### Directions for this task
Output the entries verbatim, including every line.

::::

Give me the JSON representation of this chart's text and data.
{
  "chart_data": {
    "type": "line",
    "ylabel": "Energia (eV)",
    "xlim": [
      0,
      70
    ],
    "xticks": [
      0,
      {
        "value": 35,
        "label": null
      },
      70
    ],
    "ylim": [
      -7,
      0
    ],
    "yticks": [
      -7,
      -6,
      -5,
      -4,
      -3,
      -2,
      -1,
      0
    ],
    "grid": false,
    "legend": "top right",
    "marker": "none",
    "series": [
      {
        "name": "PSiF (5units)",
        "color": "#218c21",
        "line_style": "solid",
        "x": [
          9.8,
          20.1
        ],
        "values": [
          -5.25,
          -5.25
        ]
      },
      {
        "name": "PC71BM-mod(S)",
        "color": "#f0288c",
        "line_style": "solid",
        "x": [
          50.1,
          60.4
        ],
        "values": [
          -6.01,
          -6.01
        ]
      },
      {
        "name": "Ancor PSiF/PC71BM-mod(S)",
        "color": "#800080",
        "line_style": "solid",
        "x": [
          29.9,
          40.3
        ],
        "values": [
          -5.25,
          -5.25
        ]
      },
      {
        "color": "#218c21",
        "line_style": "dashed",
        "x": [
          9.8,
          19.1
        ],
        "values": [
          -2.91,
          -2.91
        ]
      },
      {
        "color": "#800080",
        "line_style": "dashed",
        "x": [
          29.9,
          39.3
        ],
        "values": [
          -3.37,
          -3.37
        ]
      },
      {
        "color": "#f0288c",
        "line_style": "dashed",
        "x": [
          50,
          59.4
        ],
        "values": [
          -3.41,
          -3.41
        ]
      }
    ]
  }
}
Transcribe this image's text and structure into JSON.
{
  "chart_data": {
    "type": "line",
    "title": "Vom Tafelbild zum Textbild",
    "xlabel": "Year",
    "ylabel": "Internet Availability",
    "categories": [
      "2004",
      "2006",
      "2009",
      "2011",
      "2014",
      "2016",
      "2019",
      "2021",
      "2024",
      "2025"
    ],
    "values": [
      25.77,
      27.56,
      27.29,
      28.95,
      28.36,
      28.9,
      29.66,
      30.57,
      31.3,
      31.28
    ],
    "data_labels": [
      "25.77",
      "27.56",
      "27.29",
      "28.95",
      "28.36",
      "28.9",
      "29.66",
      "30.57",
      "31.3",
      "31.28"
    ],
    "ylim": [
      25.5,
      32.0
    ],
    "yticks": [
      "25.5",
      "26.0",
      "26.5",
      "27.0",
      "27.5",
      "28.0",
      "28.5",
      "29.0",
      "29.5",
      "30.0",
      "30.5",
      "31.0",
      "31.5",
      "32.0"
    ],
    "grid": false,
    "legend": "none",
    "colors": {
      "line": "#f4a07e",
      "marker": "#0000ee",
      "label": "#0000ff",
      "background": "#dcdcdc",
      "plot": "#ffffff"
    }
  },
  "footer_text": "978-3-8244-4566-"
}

::::

### Reply to the task
Give me the JSON representation of this chart's text and data.
{
  "chart_data": {
    "type": "line",
    "ylabel": "Energia (eV)",
    "xlim": [
      0,
      70
    ],
    "xticks": [
      0,
      {
        "value": 35,
        "label": null
      },
      70
    ],
    "ylim": [
      -7,
      0
    ],
    "yticks": [
      -7,
      -6,
      -5,
      -4,
      -3,
      -2,
      -1,
      0
    ],
    "grid": false,
    "legend": "top right",
    "marker": "none",
    "series": [
      {
        "name": "PSiF (5units)",
        "color": "#218c21",
        "line_style": "solid",
        "x": [
          9.8,
          20.1
        ],
        "values": [
          -5.25,
          -5.25
        ]
      },
      {
        "name": "PC71BM-mod(S)",
        "color": "#f0288c",
        "line_style": "solid",
        "x": [
          50.1,
          60.4
        ],
        "values": [
          -6.01,
          -6.01
        ]
      },
      {
        "name": "Ancor PSiF/PC71BM-mod(S)",
        "color": "#800080",
        "line_style": "solid",
        "x": [
          29.9,
          40.3
        ],
        "values": [
          -5.25,
          -5.25
        ]
      },
      {
        "color": "#218c21",
        "line_style": "dashed",
        "x": [
          9.8,
          19.1
        ],
        "values": [
          -2.91,
          -2.91
        ]
      },
      {
        "color": "#800080",
        "line_style": "dashed",
        "x": [
          29.9,
          39.3
        ],
        "values": [
          -3.37,
          -3.37
        ]
      },
      {
        "color": "#f0288c",
        "line_style": "dashed",
        "x": [
          50,
          59.4
        ],
        "values": [
          -3.41,
          -3.41
        ]
      }
    ]
  }
}
Transcribe this image's text and structure into JSON.
{
  "chart_data": {
    "type": "line",
    "title": "Vom Tafelbild zum Textbild",
    "xlabel": "Year",
    "ylabel": "Internet Availability",
    "categories": [
      "2004",
      "2006",
      "2009",
      "2011",
      "2014",
      "2016",
      "2019",
      "2021",
      "2024",
      "2025"
    ],
    "values": [
      25.77,
      27.56,
      27.29,
      28.95,
      28.36,
      28.9,
      29.66,
      30.57,
      31.3,
      31.28
    ],
    "data_labels": [
      "25.77",
      "27.56",
      "27.29",
      "28.95",
      "28.36",
      "28.9",
      "29.66",
      "30.57",
      "31.3",
      "31.28"
    ],
    "ylim": [
      25.5,
      32.0
    ],
    "yticks": [
      "25.5",
      "26.0",
      "26.5",
      "27.0",
      "27.5",
      "28.0",
      "28.5",
      "29.0",
      "29.5",
      "30.0",
      "30.5",
      "31.0",
      "31.5",
      "32.0"
    ],
    "grid": false,
    "legend": "none",
    "colors": {
      "line": "#f4a07e",
      "marker": "#0000ee",
      "label": "#0000ff",
      "background": "#dcdcdc",
      "plot": "#ffffff"
    }
  },
  "footer_text": "978-3-8244-4566-"
}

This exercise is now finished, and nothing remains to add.